--- begin DATA SECTION ---

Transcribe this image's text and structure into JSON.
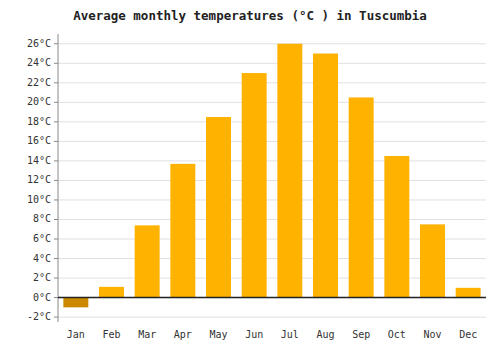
{
  "chart_data": {
    "type": "bar",
    "title": "Average monthly temperatures (°C ) in Tuscumbia",
    "categories": [
      "Jan",
      "Feb",
      "Mar",
      "Apr",
      "May",
      "Jun",
      "Jul",
      "Aug",
      "Sep",
      "Oct",
      "Nov",
      "Dec"
    ],
    "values": [
      -1.0,
      1.1,
      7.4,
      13.7,
      18.5,
      23.0,
      26.0,
      25.0,
      20.5,
      14.5,
      7.5,
      1.0
    ],
    "colors": [
      "#CC8800",
      "#FFB300",
      "#FFB300",
      "#FFB300",
      "#FFB300",
      "#FFB300",
      "#FFB300",
      "#FFB300",
      "#FFB300",
      "#FFB300",
      "#FFB300",
      "#FFB300"
    ],
    "ylim": [
      -2.5,
      27
    ],
    "yticks": [
      {
        "value": -2,
        "label": "-2°C"
      },
      {
        "value": 0,
        "label": "0°C"
      },
      {
        "value": 2,
        "label": "2°C"
      },
      {
        "value": 4,
        "label": "4°C"
      },
      {
        "value": 6,
        "label": "6°C"
      },
      {
        "value": 8,
        "label": "8°C"
      },
      {
        "value": 10,
        "label": "10°C"
      },
      {
        "value": 12,
        "label": "12°C"
      },
      {
        "value": 14,
        "label": "14°C"
      },
      {
        "value": 16,
        "label": "16°C"
      },
      {
        "value": 18,
        "label": "18°C"
      },
      {
        "value": 20,
        "label": "20°C"
      },
      {
        "value": 22,
        "label": "22°C"
      },
      {
        "value": 24,
        "label": "24°C"
      },
      {
        "value": 26,
        "label": "26°C"
      }
    ],
    "grid": true
  }
}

--- end DATA SECTION ---

== EXERCISE ==
Copy every record above exactly, leaving out the pictures.

== ANSWER IN FULL ==
Transcribe this image's text and structure into JSON.
{
  "chart_data": {
    "type": "bar",
    "title": "Average monthly temperatures (°C ) in Tuscumbia",
    "categories": [
      "Jan",
      "Feb",
      "Mar",
      "Apr",
      "May",
      "Jun",
      "Jul",
      "Aug",
      "Sep",
      "Oct",
      "Nov",
      "Dec"
    ],
    "values": [
      -1.0,
      1.1,
      7.4,
      13.7,
      18.5,
      23.0,
      26.0,
      25.0,
      20.5,
      14.5,
      7.5,
      1.0
    ],
    "colors": [
      "#CC8800",
      "#FFB300",
      "#FFB300",
      "#FFB300",
      "#FFB300",
      "#FFB300",
      "#FFB300",
      "#FFB300",
      "#FFB300",
      "#FFB300",
      "#FFB300",
      "#FFB300"
    ],
    "ylim": [
      -2.5,
      27
    ],
    "yticks": [
      {
        "value": -2,
        "label": "-2°C"
      },
      {
        "value": 0,
        "label": "0°C"
      },
      {
        "value": 2,
        "label": "2°C"
      },
      {
        "value": 4,
        "label": "4°C"
      },
      {
        "value": 6,
        "label": "6°C"
      },
      {
        "value": 8,
        "label": "8°C"
      },
      {
        "value": 10,
        "label": "10°C"
      },
      {
        "value": 12,
        "label": "12°C"
      },
      {
        "value": 14,
        "label": "14°C"
      },
      {
        "value": 16,
        "label": "16°C"
      },
      {
        "value": 18,
        "label": "18°C"
      },
      {
        "value": 20,
        "label": "20°C"
      },
      {
        "value": 22,
        "label": "22°C"
      },
      {
        "value": 24,
        "label": "24°C"
      },
      {
        "value": 26,
        "label": "26°C"
      }
    ],
    "grid": true
  }
}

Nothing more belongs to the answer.